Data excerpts
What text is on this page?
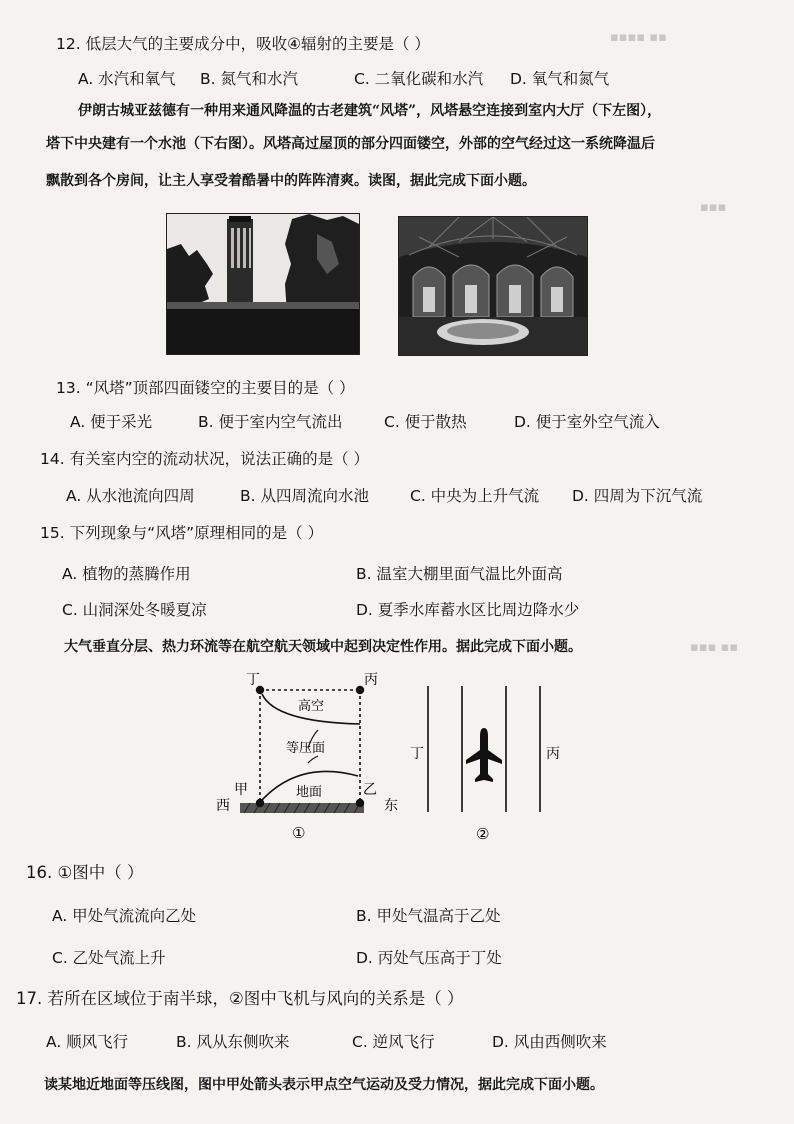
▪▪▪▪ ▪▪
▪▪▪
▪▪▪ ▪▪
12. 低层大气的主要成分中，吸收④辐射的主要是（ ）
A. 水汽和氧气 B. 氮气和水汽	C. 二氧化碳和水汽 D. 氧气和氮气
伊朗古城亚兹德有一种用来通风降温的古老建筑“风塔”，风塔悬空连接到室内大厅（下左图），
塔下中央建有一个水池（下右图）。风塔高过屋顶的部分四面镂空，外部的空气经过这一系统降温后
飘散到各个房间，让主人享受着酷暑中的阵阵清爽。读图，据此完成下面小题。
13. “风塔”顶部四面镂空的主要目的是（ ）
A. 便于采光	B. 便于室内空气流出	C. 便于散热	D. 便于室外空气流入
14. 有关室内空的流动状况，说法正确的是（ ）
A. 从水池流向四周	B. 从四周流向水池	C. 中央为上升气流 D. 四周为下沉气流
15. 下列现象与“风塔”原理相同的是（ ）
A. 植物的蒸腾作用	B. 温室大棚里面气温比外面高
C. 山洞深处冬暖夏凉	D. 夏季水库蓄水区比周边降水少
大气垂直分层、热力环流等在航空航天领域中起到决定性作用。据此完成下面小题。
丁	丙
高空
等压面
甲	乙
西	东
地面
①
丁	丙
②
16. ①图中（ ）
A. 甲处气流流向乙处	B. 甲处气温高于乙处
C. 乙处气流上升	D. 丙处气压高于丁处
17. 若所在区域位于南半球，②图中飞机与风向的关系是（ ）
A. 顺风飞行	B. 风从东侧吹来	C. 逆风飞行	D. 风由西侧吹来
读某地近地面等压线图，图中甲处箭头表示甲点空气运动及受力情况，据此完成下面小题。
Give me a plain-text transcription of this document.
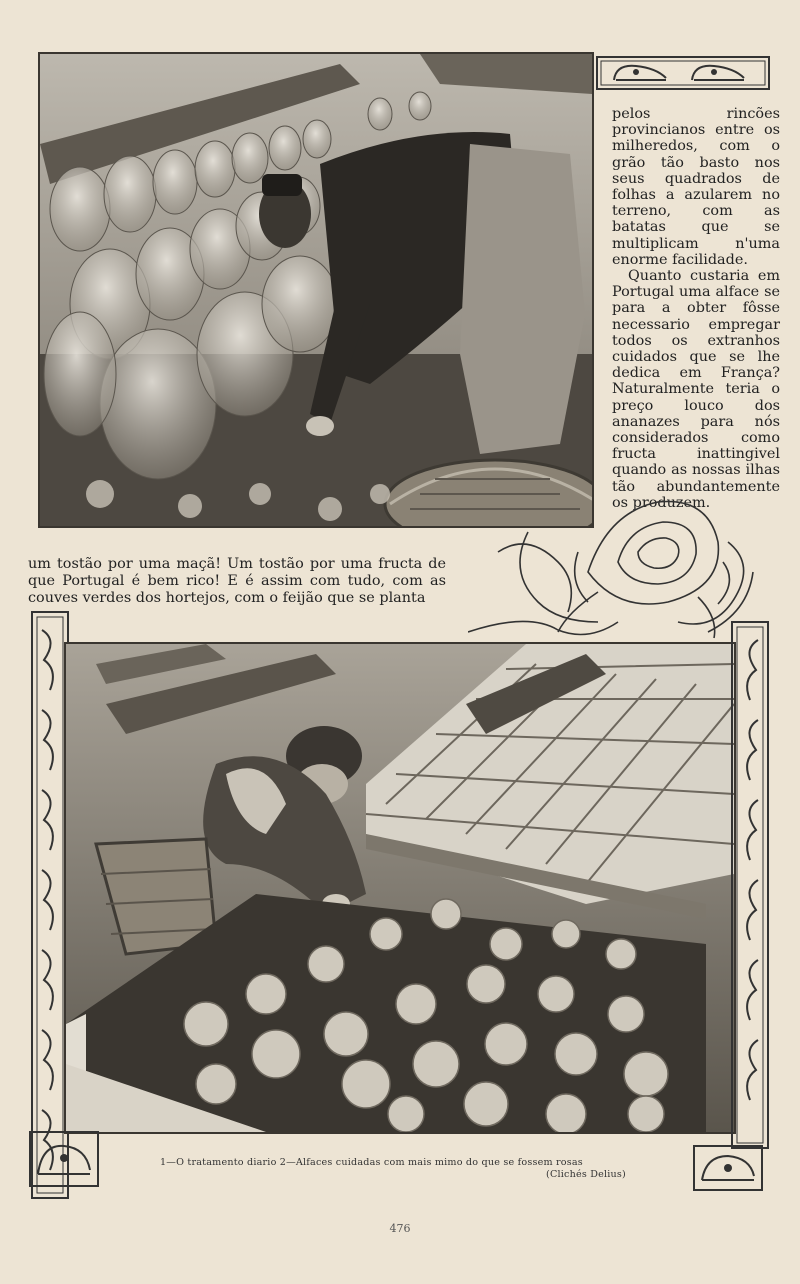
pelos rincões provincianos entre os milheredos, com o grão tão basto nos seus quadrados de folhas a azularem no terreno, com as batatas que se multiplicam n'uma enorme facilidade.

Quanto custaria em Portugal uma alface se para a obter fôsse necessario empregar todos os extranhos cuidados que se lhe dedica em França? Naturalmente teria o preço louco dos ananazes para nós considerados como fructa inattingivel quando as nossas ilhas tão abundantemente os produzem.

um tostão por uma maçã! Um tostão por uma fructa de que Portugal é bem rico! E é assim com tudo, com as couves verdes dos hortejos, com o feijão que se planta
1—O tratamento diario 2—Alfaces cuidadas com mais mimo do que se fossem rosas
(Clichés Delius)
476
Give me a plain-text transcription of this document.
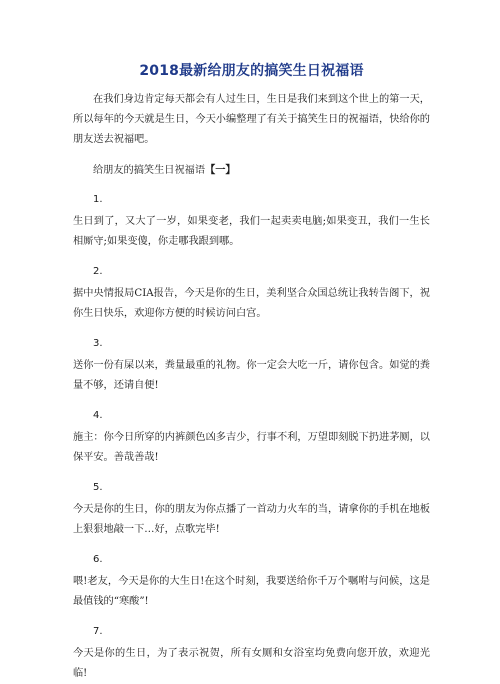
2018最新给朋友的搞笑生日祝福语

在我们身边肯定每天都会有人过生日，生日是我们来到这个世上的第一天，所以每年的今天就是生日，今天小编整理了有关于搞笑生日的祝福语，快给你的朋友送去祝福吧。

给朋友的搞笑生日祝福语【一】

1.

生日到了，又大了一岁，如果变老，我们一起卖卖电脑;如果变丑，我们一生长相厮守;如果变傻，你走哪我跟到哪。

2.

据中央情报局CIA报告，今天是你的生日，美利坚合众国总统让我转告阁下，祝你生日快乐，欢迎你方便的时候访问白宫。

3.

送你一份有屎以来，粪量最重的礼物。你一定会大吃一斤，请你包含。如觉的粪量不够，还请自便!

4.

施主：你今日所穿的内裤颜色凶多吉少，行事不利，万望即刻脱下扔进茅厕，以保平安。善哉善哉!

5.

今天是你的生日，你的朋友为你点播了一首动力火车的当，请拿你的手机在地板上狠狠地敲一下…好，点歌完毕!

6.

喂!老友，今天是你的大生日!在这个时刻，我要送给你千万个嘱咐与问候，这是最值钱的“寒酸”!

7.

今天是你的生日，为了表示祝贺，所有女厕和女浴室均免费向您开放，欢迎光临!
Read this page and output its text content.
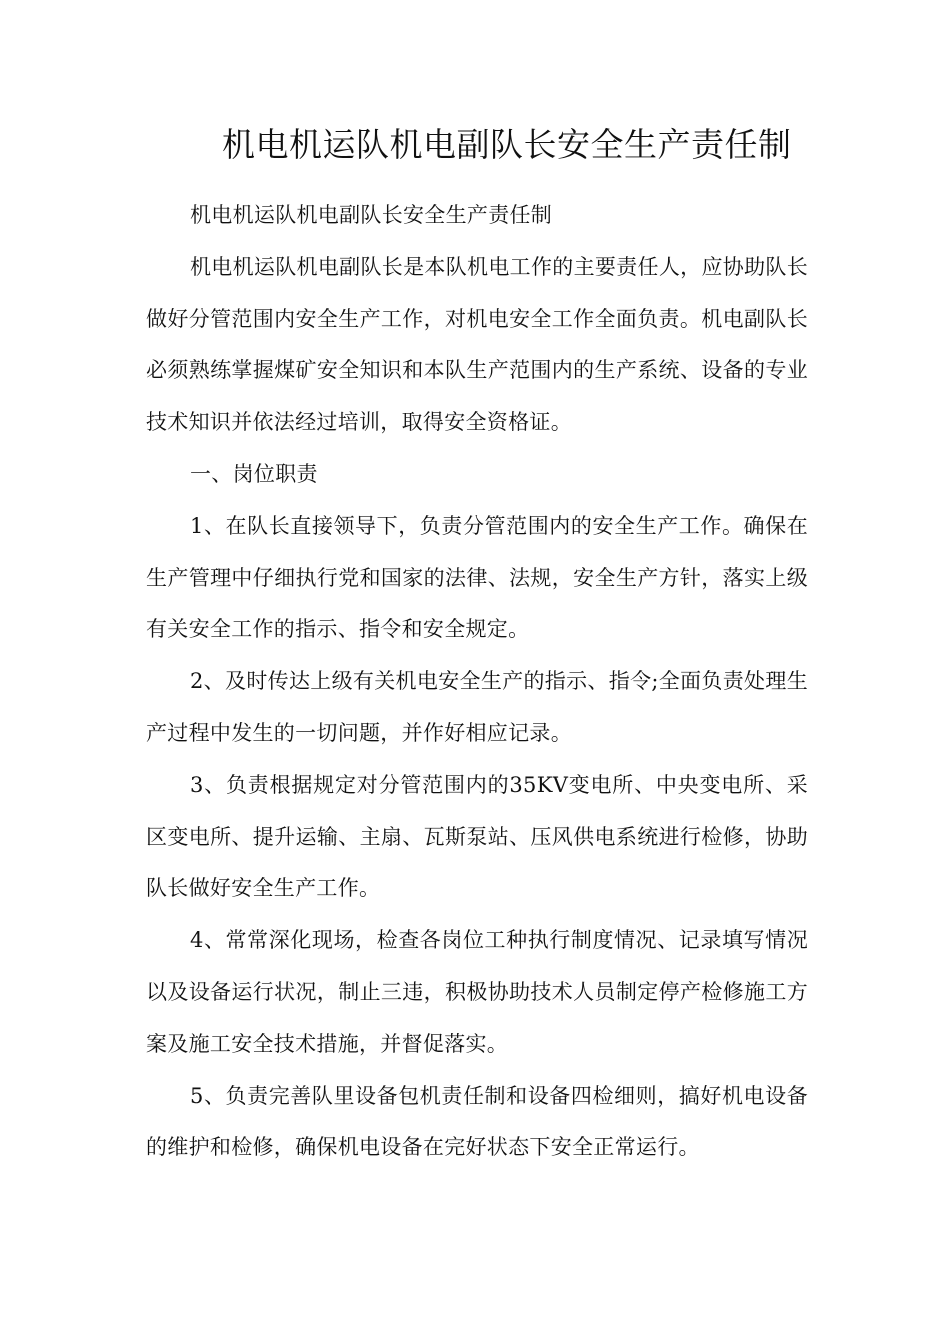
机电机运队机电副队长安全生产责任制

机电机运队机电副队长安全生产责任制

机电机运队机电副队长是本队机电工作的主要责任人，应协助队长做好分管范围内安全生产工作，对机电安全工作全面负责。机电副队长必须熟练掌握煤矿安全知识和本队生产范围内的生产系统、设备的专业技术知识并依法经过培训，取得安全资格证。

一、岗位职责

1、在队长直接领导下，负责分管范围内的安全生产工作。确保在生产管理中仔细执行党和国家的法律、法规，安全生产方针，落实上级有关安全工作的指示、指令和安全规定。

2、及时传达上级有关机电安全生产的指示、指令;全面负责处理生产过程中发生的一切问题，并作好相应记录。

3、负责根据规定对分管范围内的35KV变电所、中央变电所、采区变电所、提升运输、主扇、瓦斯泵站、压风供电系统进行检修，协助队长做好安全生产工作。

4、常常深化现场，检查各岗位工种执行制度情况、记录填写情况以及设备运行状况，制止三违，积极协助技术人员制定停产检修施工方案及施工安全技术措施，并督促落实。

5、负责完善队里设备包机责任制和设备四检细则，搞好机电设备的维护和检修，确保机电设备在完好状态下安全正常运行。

**TASK TO COMPLETE**: Write out the material above again, word for word, minus its pictures.

**OUTPUT FOR THIS TASK**:
What text is on this page?
▪▪▪▪ ▪▪
▪▪▪
▪▪▪ ▪▪
12. 低层大气的主要成分中，吸收④辐射的主要是（ ）
A. 水汽和氧气 B. 氮气和水汽	C. 二氧化碳和水汽 D. 氧气和氮气
伊朗古城亚兹德有一种用来通风降温的古老建筑“风塔”，风塔悬空连接到室内大厅（下左图），
塔下中央建有一个水池（下右图）。风塔高过屋顶的部分四面镂空，外部的空气经过这一系统降温后
飘散到各个房间，让主人享受着酷暑中的阵阵清爽。读图，据此完成下面小题。
13. “风塔”顶部四面镂空的主要目的是（ ）
A. 便于采光	B. 便于室内空气流出	C. 便于散热	D. 便于室外空气流入
14. 有关室内空的流动状况，说法正确的是（ ）
A. 从水池流向四周	B. 从四周流向水池	C. 中央为上升气流 D. 四周为下沉气流
15. 下列现象与“风塔”原理相同的是（ ）
A. 植物的蒸腾作用	B. 温室大棚里面气温比外面高
C. 山洞深处冬暖夏凉	D. 夏季水库蓄水区比周边降水少
大气垂直分层、热力环流等在航空航天领域中起到决定性作用。据此完成下面小题。
丁	丙
高空
等压面
甲	乙
西	东
地面
①
丁	丙
②
16. ①图中（ ）
A. 甲处气流流向乙处	B. 甲处气温高于乙处
C. 乙处气流上升	D. 丙处气压高于丁处
17. 若所在区域位于南半球，②图中飞机与风向的关系是（ ）
A. 顺风飞行	B. 风从东侧吹来	C. 逆风飞行	D. 风由西侧吹来
读某地近地面等压线图，图中甲处箭头表示甲点空气运动及受力情况，据此完成下面小题。
Give me a plain-text transcription of this document.
pelos rincões provincianos entre os milheredos, com o grão tão basto nos seus quadrados de folhas a azularem no terreno, com as batatas que se multiplicam n'uma enorme facilidade.

Quanto custaria em Portugal uma alface se para a obter fôsse necessario empregar todos os extranhos cuidados que se lhe dedica em França? Naturalmente teria o preço louco dos ananazes para nós considerados como fructa inattingivel quando as nossas ilhas tão abundantemente os produzem.

um tostão por uma maçã! Um tostão por uma fructa de que Portugal é bem rico! E é assim com tudo, com as couves verdes dos hortejos, com o feijão que se planta
1—O tratamento diario 2—Alfaces cuidadas com mais mimo do que se fossem rosas
(Clichés Delius)
476
Give me a plain-text transcription of this document.
2018最新给朋友的搞笑生日祝福语

在我们身边肯定每天都会有人过生日，生日是我们来到这个世上的第一天，所以每年的今天就是生日，今天小编整理了有关于搞笑生日的祝福语，快给你的朋友送去祝福吧。

给朋友的搞笑生日祝福语【一】

1.

生日到了，又大了一岁，如果变老，我们一起卖卖电脑;如果变丑，我们一生长相厮守;如果变傻，你走哪我跟到哪。

2.

据中央情报局CIA报告，今天是你的生日，美利坚合众国总统让我转告阁下，祝你生日快乐，欢迎你方便的时候访问白宫。

3.

送你一份有屎以来，粪量最重的礼物。你一定会大吃一斤，请你包含。如觉的粪量不够，还请自便!

4.

施主：你今日所穿的内裤颜色凶多吉少，行事不利，万望即刻脱下扔进茅厕，以保平安。善哉善哉!

5.

今天是你的生日，你的朋友为你点播了一首动力火车的当，请拿你的手机在地板上狠狠地敲一下…好，点歌完毕!

6.

喂!老友，今天是你的大生日!在这个时刻，我要送给你千万个嘱咐与问候，这是最值钱的“寒酸”!

7.

今天是你的生日，为了表示祝贺，所有女厕和女浴室均免费向您开放，欢迎光临!
Read this page and output its text content.
机电机运队机电副队长安全生产责任制

机电机运队机电副队长安全生产责任制

机电机运队机电副队长是本队机电工作的主要责任人，应协助队长做好分管范围内安全生产工作，对机电安全工作全面负责。机电副队长必须熟练掌握煤矿安全知识和本队生产范围内的生产系统、设备的专业技术知识并依法经过培训，取得安全资格证。

一、岗位职责

1、在队长直接领导下，负责分管范围内的安全生产工作。确保在生产管理中仔细执行党和国家的法律、法规，安全生产方针，落实上级有关安全工作的指示、指令和安全规定。

2、及时传达上级有关机电安全生产的指示、指令;全面负责处理生产过程中发生的一切问题，并作好相应记录。

3、负责根据规定对分管范围内的35KV变电所、中央变电所、采区变电所、提升运输、主扇、瓦斯泵站、压风供电系统进行检修，协助队长做好安全生产工作。

4、常常深化现场，检查各岗位工种执行制度情况、记录填写情况以及设备运行状况，制止三违，积极协助技术人员制定停产检修施工方案及施工安全技术措施，并督促落实。

5、负责完善队里设备包机责任制和设备四检细则，搞好机电设备的维护和检修，确保机电设备在完好状态下安全正常运行。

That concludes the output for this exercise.